**Requirements**
Your task is to copy every record exactly.

**Data provided**
=====
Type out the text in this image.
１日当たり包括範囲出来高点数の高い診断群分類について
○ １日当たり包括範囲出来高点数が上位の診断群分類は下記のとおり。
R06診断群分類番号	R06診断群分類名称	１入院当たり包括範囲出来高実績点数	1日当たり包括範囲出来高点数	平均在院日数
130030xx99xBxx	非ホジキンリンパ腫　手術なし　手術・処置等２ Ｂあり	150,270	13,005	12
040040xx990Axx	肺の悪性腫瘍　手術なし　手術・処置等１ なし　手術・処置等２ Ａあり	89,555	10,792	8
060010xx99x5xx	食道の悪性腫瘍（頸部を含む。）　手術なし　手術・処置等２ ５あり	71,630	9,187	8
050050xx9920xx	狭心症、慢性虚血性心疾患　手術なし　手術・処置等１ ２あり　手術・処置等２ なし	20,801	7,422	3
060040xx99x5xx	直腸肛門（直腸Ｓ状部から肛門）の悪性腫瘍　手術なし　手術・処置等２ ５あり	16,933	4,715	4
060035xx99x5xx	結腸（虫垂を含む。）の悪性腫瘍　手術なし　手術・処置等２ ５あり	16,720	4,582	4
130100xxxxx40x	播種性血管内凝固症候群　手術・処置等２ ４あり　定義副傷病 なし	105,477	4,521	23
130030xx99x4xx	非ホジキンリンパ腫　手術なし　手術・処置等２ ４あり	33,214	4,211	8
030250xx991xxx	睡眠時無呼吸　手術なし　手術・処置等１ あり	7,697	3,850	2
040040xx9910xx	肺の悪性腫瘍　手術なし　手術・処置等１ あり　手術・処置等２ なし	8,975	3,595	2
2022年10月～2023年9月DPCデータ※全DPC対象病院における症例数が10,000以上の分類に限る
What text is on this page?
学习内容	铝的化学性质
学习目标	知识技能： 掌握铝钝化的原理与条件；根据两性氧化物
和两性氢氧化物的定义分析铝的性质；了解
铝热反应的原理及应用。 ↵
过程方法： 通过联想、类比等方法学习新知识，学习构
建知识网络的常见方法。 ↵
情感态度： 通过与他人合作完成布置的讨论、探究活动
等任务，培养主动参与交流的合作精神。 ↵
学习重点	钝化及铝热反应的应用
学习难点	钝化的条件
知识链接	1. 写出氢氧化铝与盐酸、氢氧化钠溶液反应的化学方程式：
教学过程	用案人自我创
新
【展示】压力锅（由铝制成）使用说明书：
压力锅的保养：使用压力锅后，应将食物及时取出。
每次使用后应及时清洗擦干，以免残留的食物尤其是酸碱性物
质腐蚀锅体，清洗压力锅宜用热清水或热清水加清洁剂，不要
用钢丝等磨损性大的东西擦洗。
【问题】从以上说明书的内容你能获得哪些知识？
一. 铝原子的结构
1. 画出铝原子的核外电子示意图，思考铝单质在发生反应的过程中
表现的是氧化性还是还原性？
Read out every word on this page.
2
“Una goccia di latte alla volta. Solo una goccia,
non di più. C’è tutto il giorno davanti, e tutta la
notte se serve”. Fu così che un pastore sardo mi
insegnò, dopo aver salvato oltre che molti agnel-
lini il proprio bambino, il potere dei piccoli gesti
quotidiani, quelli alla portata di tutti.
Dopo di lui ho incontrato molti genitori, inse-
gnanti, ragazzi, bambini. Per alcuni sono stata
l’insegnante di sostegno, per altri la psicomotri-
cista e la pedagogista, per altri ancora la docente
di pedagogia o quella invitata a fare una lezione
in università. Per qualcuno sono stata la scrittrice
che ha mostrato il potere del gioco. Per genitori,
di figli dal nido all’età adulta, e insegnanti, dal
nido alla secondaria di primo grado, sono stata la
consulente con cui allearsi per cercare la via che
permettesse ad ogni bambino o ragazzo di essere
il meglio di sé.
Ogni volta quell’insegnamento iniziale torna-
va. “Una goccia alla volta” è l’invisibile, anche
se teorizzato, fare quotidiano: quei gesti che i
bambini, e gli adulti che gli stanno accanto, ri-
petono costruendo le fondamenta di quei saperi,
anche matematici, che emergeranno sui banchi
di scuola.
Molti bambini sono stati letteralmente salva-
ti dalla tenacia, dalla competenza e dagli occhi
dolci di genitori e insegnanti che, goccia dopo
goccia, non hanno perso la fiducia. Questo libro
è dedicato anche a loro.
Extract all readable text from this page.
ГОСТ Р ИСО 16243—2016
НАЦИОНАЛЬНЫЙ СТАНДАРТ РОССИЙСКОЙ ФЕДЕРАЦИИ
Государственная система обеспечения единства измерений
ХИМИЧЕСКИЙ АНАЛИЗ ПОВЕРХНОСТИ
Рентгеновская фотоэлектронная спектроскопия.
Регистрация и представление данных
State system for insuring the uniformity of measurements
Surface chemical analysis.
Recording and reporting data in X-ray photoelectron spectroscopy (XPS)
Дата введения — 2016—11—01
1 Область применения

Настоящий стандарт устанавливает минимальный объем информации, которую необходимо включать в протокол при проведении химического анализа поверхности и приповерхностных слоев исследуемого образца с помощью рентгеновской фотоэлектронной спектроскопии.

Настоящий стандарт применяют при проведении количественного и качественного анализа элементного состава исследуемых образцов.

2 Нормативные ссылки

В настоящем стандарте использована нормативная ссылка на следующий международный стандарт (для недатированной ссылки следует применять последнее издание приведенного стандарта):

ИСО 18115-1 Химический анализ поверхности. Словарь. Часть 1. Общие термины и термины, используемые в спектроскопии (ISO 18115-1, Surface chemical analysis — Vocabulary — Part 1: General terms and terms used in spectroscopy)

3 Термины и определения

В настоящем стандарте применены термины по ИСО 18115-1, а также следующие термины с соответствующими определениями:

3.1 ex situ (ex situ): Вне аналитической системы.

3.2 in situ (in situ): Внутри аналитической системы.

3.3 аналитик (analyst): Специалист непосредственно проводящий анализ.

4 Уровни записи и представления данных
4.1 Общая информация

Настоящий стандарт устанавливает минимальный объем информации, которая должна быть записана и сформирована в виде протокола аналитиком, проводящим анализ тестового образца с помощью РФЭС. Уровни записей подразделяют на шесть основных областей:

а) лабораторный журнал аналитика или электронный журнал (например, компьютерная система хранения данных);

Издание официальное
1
=====
**Reply**
Type out the text in this image.
１日当たり包括範囲出来高点数の高い診断群分類について
○ １日当たり包括範囲出来高点数が上位の診断群分類は下記のとおり。
R06診断群分類番号	R06診断群分類名称	１入院当たり包括範囲出来高実績点数	1日当たり包括範囲出来高点数	平均在院日数
130030xx99xBxx	非ホジキンリンパ腫　手術なし　手術・処置等２ Ｂあり	150,270	13,005	12
040040xx990Axx	肺の悪性腫瘍　手術なし　手術・処置等１ なし　手術・処置等２ Ａあり	89,555	10,792	8
060010xx99x5xx	食道の悪性腫瘍（頸部を含む。）　手術なし　手術・処置等２ ５あり	71,630	9,187	8
050050xx9920xx	狭心症、慢性虚血性心疾患　手術なし　手術・処置等１ ２あり　手術・処置等２ なし	20,801	7,422	3
060040xx99x5xx	直腸肛門（直腸Ｓ状部から肛門）の悪性腫瘍　手術なし　手術・処置等２ ５あり	16,933	4,715	4
060035xx99x5xx	結腸（虫垂を含む。）の悪性腫瘍　手術なし　手術・処置等２ ５あり	16,720	4,582	4
130100xxxxx40x	播種性血管内凝固症候群　手術・処置等２ ４あり　定義副傷病 なし	105,477	4,521	23
130030xx99x4xx	非ホジキンリンパ腫　手術なし　手術・処置等２ ４あり	33,214	4,211	8
030250xx991xxx	睡眠時無呼吸　手術なし　手術・処置等１ あり	7,697	3,850	2
040040xx9910xx	肺の悪性腫瘍　手術なし　手術・処置等１ あり　手術・処置等２ なし	8,975	3,595	2
2022年10月～2023年9月DPCデータ※全DPC対象病院における症例数が10,000以上の分類に限る
What text is on this page?
学习内容	铝的化学性质
学习目标	知识技能： 掌握铝钝化的原理与条件；根据两性氧化物
和两性氢氧化物的定义分析铝的性质；了解
铝热反应的原理及应用。 ↵
过程方法： 通过联想、类比等方法学习新知识，学习构
建知识网络的常见方法。 ↵
情感态度： 通过与他人合作完成布置的讨论、探究活动
等任务，培养主动参与交流的合作精神。 ↵
学习重点	钝化及铝热反应的应用
学习难点	钝化的条件
知识链接	1. 写出氢氧化铝与盐酸、氢氧化钠溶液反应的化学方程式：
教学过程	用案人自我创
新
【展示】压力锅（由铝制成）使用说明书：
压力锅的保养：使用压力锅后，应将食物及时取出。
每次使用后应及时清洗擦干，以免残留的食物尤其是酸碱性物
质腐蚀锅体，清洗压力锅宜用热清水或热清水加清洁剂，不要
用钢丝等磨损性大的东西擦洗。
【问题】从以上说明书的内容你能获得哪些知识？
一. 铝原子的结构
1. 画出铝原子的核外电子示意图，思考铝单质在发生反应的过程中
表现的是氧化性还是还原性？
Read out every word on this page.
2
“Una goccia di latte alla volta. Solo una goccia,
non di più. C’è tutto il giorno davanti, e tutta la
notte se serve”. Fu così che un pastore sardo mi
insegnò, dopo aver salvato oltre che molti agnel-
lini il proprio bambino, il potere dei piccoli gesti
quotidiani, quelli alla portata di tutti.
Dopo di lui ho incontrato molti genitori, inse-
gnanti, ragazzi, bambini. Per alcuni sono stata
l’insegnante di sostegno, per altri la psicomotri-
cista e la pedagogista, per altri ancora la docente
di pedagogia o quella invitata a fare una lezione
in università. Per qualcuno sono stata la scrittrice
che ha mostrato il potere del gioco. Per genitori,
di figli dal nido all’età adulta, e insegnanti, dal
nido alla secondaria di primo grado, sono stata la
consulente con cui allearsi per cercare la via che
permettesse ad ogni bambino o ragazzo di essere
il meglio di sé.
Ogni volta quell’insegnamento iniziale torna-
va. “Una goccia alla volta” è l’invisibile, anche
se teorizzato, fare quotidiano: quei gesti che i
bambini, e gli adulti che gli stanno accanto, ri-
petono costruendo le fondamenta di quei saperi,
anche matematici, che emergeranno sui banchi
di scuola.
Molti bambini sono stati letteralmente salva-
ti dalla tenacia, dalla competenza e dagli occhi
dolci di genitori e insegnanti che, goccia dopo
goccia, non hanno perso la fiducia. Questo libro
è dedicato anche a loro.
Extract all readable text from this page.
ГОСТ Р ИСО 16243—2016
НАЦИОНАЛЬНЫЙ СТАНДАРТ РОССИЙСКОЙ ФЕДЕРАЦИИ
Государственная система обеспечения единства измерений
ХИМИЧЕСКИЙ АНАЛИЗ ПОВЕРХНОСТИ
Рентгеновская фотоэлектронная спектроскопия.
Регистрация и представление данных
State system for insuring the uniformity of measurements
Surface chemical analysis.
Recording and reporting data in X-ray photoelectron spectroscopy (XPS)
Дата введения — 2016—11—01
1 Область применения

Настоящий стандарт устанавливает минимальный объем информации, которую необходимо включать в протокол при проведении химического анализа поверхности и приповерхностных слоев исследуемого образца с помощью рентгеновской фотоэлектронной спектроскопии.

Настоящий стандарт применяют при проведении количественного и качественного анализа элементного состава исследуемых образцов.

2 Нормативные ссылки

В настоящем стандарте использована нормативная ссылка на следующий международный стандарт (для недатированной ссылки следует применять последнее издание приведенного стандарта):

ИСО 18115-1 Химический анализ поверхности. Словарь. Часть 1. Общие термины и термины, используемые в спектроскопии (ISO 18115-1, Surface chemical analysis — Vocabulary — Part 1: General terms and terms used in spectroscopy)

3 Термины и определения

В настоящем стандарте применены термины по ИСО 18115-1, а также следующие термины с соответствующими определениями:

3.1 ex situ (ex situ): Вне аналитической системы.

3.2 in situ (in situ): Внутри аналитической системы.

3.3 аналитик (analyst): Специалист непосредственно проводящий анализ.

4 Уровни записи и представления данных
4.1 Общая информация

Настоящий стандарт устанавливает минимальный объем информации, которая должна быть записана и сформирована в виде протокола аналитиком, проводящим анализ тестового образца с помощью РФЭС. Уровни записей подразделяют на шесть основных областей:

а) лабораторный журнал аналитика или электронный журнал (например, компьютерная система хранения данных);

Издание официальное
1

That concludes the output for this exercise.